SELECTED EXTRACT |
Metadata-Version: 2.1
Name: pypoolparty
Version: 0.3.1
Summary: A job pool for distributed compute clusters inspired by python's multoprocessing.Pool.
Home-page: https://github.com/cherenkov-plenoscope/pypoolparty
Author: Sebastian Achim Mueller
Author-email: sebastian-achim.mueller@mpi-hd.mpg.de
Classifier: Programming Language :: Python :: 3
Classifier: License :: OSI Approved :: MIT License
Classifier: Operating System :: OS Independent
Classifier: Natural Language :: English
Description-Content-Type: text/x-rst
License-File: LICENSE
Requires-Dist: qstat>=0.0.5
Requires-Dist: json_lines>=0.5.0
Requires-Dist: json_line_logger>=0.0.9
Requires-Dist: rename_after_writing>=0.0.5

#################
Python Pool Party
#################
|TestStatus| |PyPiStatus| |BlackStyle| |BlackPackStyle| |MITLicenseBadge|

A python package for job pools (as in ``multiprocessing.Pool()``) which makes
use of workload managers on distributed compute clusters.

The ``pypoolparty`` provides a ``Pool()`` with a ``map()`` function which aims
to be a drop-in-replacement for ``multiprocessing.Pool()``'s ``map()``.
This way you can always fall back to the builtin pools and map-functions
in case a distributed compute cluster is not available.

This package respects the concept of 'fair share' what is commonly found
in scientific environments, but is not common in commercial environments.
Here, fair share means that compute resources are only requested when they
are needed. Compute resources are not requested to just idle and wait for
jobs to be submitted.

A consequence of this fair sharing is, that this package expects your jobs
to randomly die in conflicts for resources with jobs submitted by other users,
such as conflicts for limited disk space on temporary drives. If your jobs run
into error states, they will be resubmitted until a predefined limit is
reached.


Installing
==========

.. code:: bash

    pip install pypoolparty


Basic Usage
===========

.. code:: python

    import pypoolparty

    pool = pypoolparty.slurm.array.Pool()
    results = pool.map(sum, [[1, 2], [2, 3], [4, 5], ])


The ``pool`` implements two functions ``map`` and ``starmap``.

.. code:: python

    import operator

    results = pool.starmap(operator.eq, zip([1, 2, 3], [1, "nope", 3]))


For more details, see the ``Pool()'s`` docs, e.g. ``pypoolparty.slurm.array.Pool?``.
Options to the ``Pool()s`` are defined in therir constructors e.g.


.. code:: python

    pool = pypoolparty.slurm.array.Pool(
        num_simultaneously_running_tasks=200,
        python_path="/path/to/python/interpreter/to/be/called/on/the/worker/nodes",
        polling_interval=5.0,
        work_dir="/path/to/the/pools/work_dir/where/the/map/and/reduce/happens",
        keep_work_dir=True,  # e.g for debugging
        verbose=True,  # Talk to me!
        slurm_call_timeout=60.0,
        max_num_resubmissions=3,
    )


Pools
=====

``pypoolparty.slurm.array.Pool()``
----------------------------------
Uses slurm's ``--array`` option.
It will call ``sbatch --array``, ``squeue`` and ``scancel``.

REQUIRED ACTIONS |
1 – Echo the pypoolparty description word for word, everything from "This way you" down to "to be submitted.".
2 – According to the pypoolparty description, what happens to jobs that run into error states?

DATASET EXCERPTS |

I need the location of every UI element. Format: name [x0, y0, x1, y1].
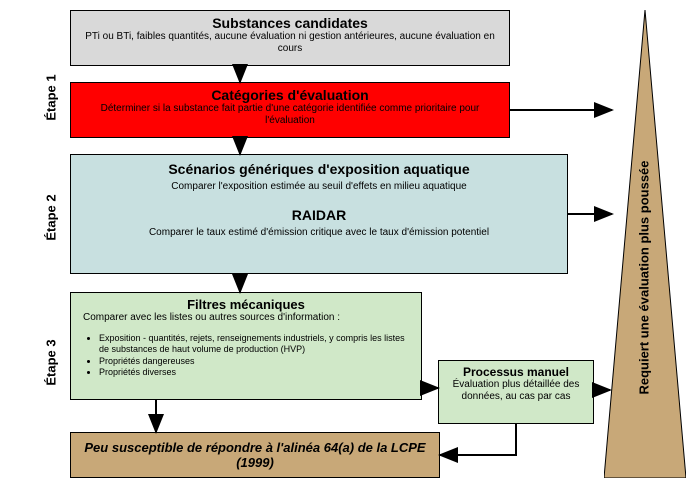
stage-3-label: Étape 3 — [44, 339, 59, 385]
box-scenarios-sub2: Comparer le taux estimé d'émission criti… — [77, 227, 561, 239]
bullet-item: Propriétés diverses — [99, 367, 415, 378]
box-scenarios-title2: RAIDAR — [77, 207, 561, 223]
box-filtres-bullets: Exposition - quantités, rejets, renseign… — [77, 333, 415, 378]
box-conclusion: Peu susceptible de répondre à l'alinéa 6… — [70, 432, 440, 478]
box-processus-sub: Évaluation plus détaillée des données, a… — [445, 379, 587, 403]
box-candidates: Substances candidates PTi ou BTi, faible… — [70, 10, 510, 66]
box-candidates-title: Substances candidates — [77, 15, 503, 31]
box-candidates-sub: PTi ou BTi, faibles quantités, aucune év… — [77, 31, 503, 55]
box-scenarios-title1: Scénarios génériques d'exposition aquati… — [77, 161, 561, 177]
box-processus: Processus manuel Évaluation plus détaill… — [438, 360, 594, 424]
box-categories: Catégories d'évaluation Déterminer si la… — [70, 82, 510, 138]
box-filtres-title: Filtres mécaniques — [77, 297, 415, 312]
box-categories-title: Catégories d'évaluation — [77, 87, 503, 103]
stage-1-label: Étape 1 — [44, 74, 59, 120]
box-filtres-intro: Comparer avec les listes ou autres sourc… — [77, 312, 415, 324]
box-conclusion-title: Peu susceptible de répondre à l'alinéa 6… — [77, 440, 433, 470]
triangle-evaluation: Requiert une évaluation plus poussée — [604, 10, 686, 478]
stage-2-label: Étape 2 — [44, 194, 59, 240]
box-processus-title: Processus manuel — [445, 365, 587, 379]
box-filtres: Filtres mécaniques Comparer avec les lis… — [70, 292, 422, 400]
box-scenarios-sub1: Comparer l'exposition estimée au seuil d… — [77, 181, 561, 193]
bullet-item: Exposition - quantités, rejets, renseign… — [99, 333, 415, 356]
box-scenarios: Scénarios génériques d'exposition aquati… — [70, 154, 568, 274]
a-proc-to-concl — [440, 424, 516, 455]
box-categories-sub: Déterminer si la substance fait partie d… — [77, 103, 503, 127]
triangle-label: Requiert une évaluation plus poussée — [637, 143, 652, 413]
bullet-item: Propriétés dangereuses — [99, 356, 415, 367]
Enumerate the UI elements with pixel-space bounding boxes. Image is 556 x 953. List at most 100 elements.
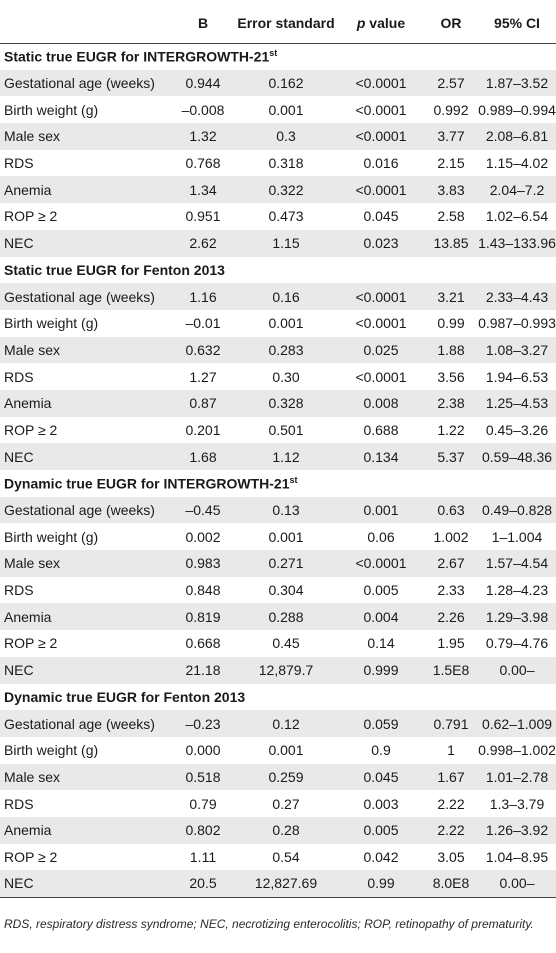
cell-variable: Anemia xyxy=(4,395,52,412)
table-row: Anemia 0.87 0.328 0.008 2.38 1.25–4.53 xyxy=(0,389,556,417)
header-ci: 95% CI xyxy=(478,3,556,44)
cell-p-value: <0.0001 xyxy=(355,288,407,305)
header-p-value: p value xyxy=(338,3,424,44)
results-table: B Error standard p value OR 95% CI Stati… xyxy=(0,3,556,898)
cell-or: 8.0E8 xyxy=(424,870,478,898)
cell-b: 1.27 xyxy=(189,368,217,385)
cell-b: 0.518 xyxy=(185,768,221,785)
table-row: ROP ≥ 2 0.951 0.473 0.045 2.58 1.02–6.54 xyxy=(0,203,556,230)
cell-or: 0.791 xyxy=(433,715,469,732)
cell-variable: NEC xyxy=(4,662,34,679)
cell-ci: 1.87–3.52 xyxy=(485,75,549,92)
cell-or: 3.83 xyxy=(437,181,465,198)
cell-error-standard: 0.12 xyxy=(272,715,300,732)
cell-p-value: 0.045 xyxy=(363,208,399,225)
header-p-word: value xyxy=(365,14,406,31)
cell-b: 1.68 xyxy=(189,448,217,465)
cell-p-value: 0.134 xyxy=(363,448,399,465)
cell-p-value: 0.999 xyxy=(363,662,399,679)
cell-p-value: <0.0001 xyxy=(355,101,407,118)
cell-or: 0.992 xyxy=(433,101,469,118)
table-row: NEC 1.68 1.12 0.134 5.37 0.59–48.36 xyxy=(0,443,556,470)
table-row: Anemia 0.802 0.28 0.005 2.22 1.26–3.92 xyxy=(0,816,556,844)
cell-p-value: 0.06 xyxy=(367,528,395,545)
cell-error-standard: 0.328 xyxy=(268,395,304,412)
cell-variable: ROP ≥ 2 xyxy=(4,635,58,652)
cell-p-value: 0.042 xyxy=(363,848,399,865)
cell-or: 1 xyxy=(447,742,455,759)
cell-variable: RDS xyxy=(4,795,34,812)
cell-variable: ROP ≥ 2 xyxy=(4,208,58,225)
table-row: RDS 1.27 0.30 <0.0001 3.56 1.94–6.53 xyxy=(0,363,556,390)
cell-error-standard: 0.001 xyxy=(268,742,304,759)
cell-error-standard: 0.30 xyxy=(272,368,300,385)
cell-error-standard: 0.283 xyxy=(268,341,304,358)
cell-b: 0.79 xyxy=(189,795,217,812)
table-row: Gestational age (weeks) 1.16 0.16 <0.0001 3.… xyxy=(0,283,556,310)
cell-variable: Birth weight (g) xyxy=(4,742,99,759)
cell-error-standard: 1.12 xyxy=(272,448,300,465)
cell-ci: 0.00– xyxy=(478,870,556,898)
cell-p-value: 0.005 xyxy=(363,822,399,839)
table-row: Gestational age (weeks) –0.45 0.13 0.001 0.6… xyxy=(0,496,556,524)
cell-b: 1.32 xyxy=(189,128,217,145)
cell-or: 2.57 xyxy=(437,75,465,92)
cell-p-value: 0.688 xyxy=(363,421,399,438)
header-p-italic: p xyxy=(356,14,366,31)
cell-or: 2.15 xyxy=(437,155,465,172)
cell-ci: 1.43–133.96 xyxy=(478,235,556,252)
cell-error-standard: 0.27 xyxy=(272,795,300,812)
table-row: Male sex 0.632 0.283 0.025 1.88 1.08–3.27 xyxy=(0,336,556,364)
cell-b: –0.45 xyxy=(185,502,221,519)
cell-or: 3.77 xyxy=(437,128,465,145)
table-row: RDS 0.768 0.318 0.016 2.15 1.15–4.02 xyxy=(0,150,556,177)
cell-or: 2.38 xyxy=(437,395,465,412)
table-row: RDS 0.848 0.304 0.005 2.33 1.28–4.23 xyxy=(0,577,556,604)
cell-b: 0.000 xyxy=(185,742,221,759)
cell-b: 0.002 xyxy=(185,528,221,545)
cell-ci: 1.3–3.79 xyxy=(489,795,545,812)
cell-error-standard: 0.259 xyxy=(268,768,304,785)
cell-ci: 0.62–1.009 xyxy=(481,715,553,732)
table-row: Male sex 0.983 0.271 <0.0001 2.67 1.57–4.54 xyxy=(0,550,556,577)
cell-ci: 2.33–4.43 xyxy=(485,288,549,305)
cell-error-standard: 0.13 xyxy=(272,502,300,519)
cell-p-value: 0.025 xyxy=(363,341,399,358)
table-row: NEC 2.62 1.15 0.023 13.85 1.43–133.96 xyxy=(0,229,556,257)
cell-b: 0.632 xyxy=(185,341,221,358)
cell-error-standard: 0.318 xyxy=(268,155,304,172)
cell-error-standard: 0.001 xyxy=(268,528,304,545)
cell-p-value: <0.0001 xyxy=(355,181,407,198)
cell-ci: 1.01–2.78 xyxy=(485,768,549,785)
cell-variable: Birth weight (g) xyxy=(4,101,99,118)
cell-p-value: <0.0001 xyxy=(355,368,407,385)
header-row: B Error standard p value OR 95% CI xyxy=(0,3,556,44)
cell-ci: 1.15–4.02 xyxy=(485,155,549,172)
cell-variable: Anemia xyxy=(4,608,52,625)
table-row: ROP ≥ 2 0.668 0.45 0.14 1.95 0.79–4.76 xyxy=(0,630,556,657)
cell-ci: 0.45–3.26 xyxy=(485,421,549,438)
cell-b: 21.18 xyxy=(185,662,221,679)
cell-p-value: <0.0001 xyxy=(355,75,407,92)
section-header-row: Dynamic true EUGR for INTERGROWTH-21st xyxy=(0,470,556,497)
cell-b: 0.768 xyxy=(185,155,221,172)
cell-or: 3.21 xyxy=(437,288,465,305)
cell-or: 1.95 xyxy=(437,635,465,652)
section-title-text: Dynamic true EUGR for INTERGROWTH-21 xyxy=(4,475,290,492)
table-row: ROP ≥ 2 0.201 0.501 0.688 1.22 0.45–3.26 xyxy=(0,417,556,444)
cell-ci: 1.94–6.53 xyxy=(485,368,549,385)
cell-ci: 2.04–7.2 xyxy=(489,181,545,198)
cell-or: 3.56 xyxy=(437,368,465,385)
section-title-superscript: st xyxy=(289,475,298,486)
cell-b: 0.201 xyxy=(185,421,221,438)
cell-ci: 1.02–6.54 xyxy=(485,208,549,225)
table-row: Birth weight (g) 0.002 0.001 0.06 1.002 1–1.0… xyxy=(0,523,556,550)
cell-variable: Anemia xyxy=(4,181,52,198)
cell-error-standard: 0.304 xyxy=(268,582,304,599)
cell-error-standard: 0.3 xyxy=(276,128,296,145)
cell-or: 1.5E8 xyxy=(432,662,470,679)
cell-variable: RDS xyxy=(4,368,34,385)
cell-error-standard: 0.288 xyxy=(268,608,304,625)
section-header-row: Static true EUGR for INTERGROWTH-21st xyxy=(0,43,556,70)
section-title-text: Static true EUGR for INTERGROWTH-21 xyxy=(4,48,270,65)
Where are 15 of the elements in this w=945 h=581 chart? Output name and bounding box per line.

THE RESULTS |
1 –
This way you can always fall back to the builtin pools and map-functions
in case a distributed compute cluster is not available.

This package respects the concept of 'fair share' what is commonly found
in scientific environments, but is not common in commercial environments.
Here, fair share means that compute resources are only requested when they
are needed. Compute resources are not requested to just idle and wait for
jobs to be submitted.

2 – They are resubmitted until a predefined limit is reached.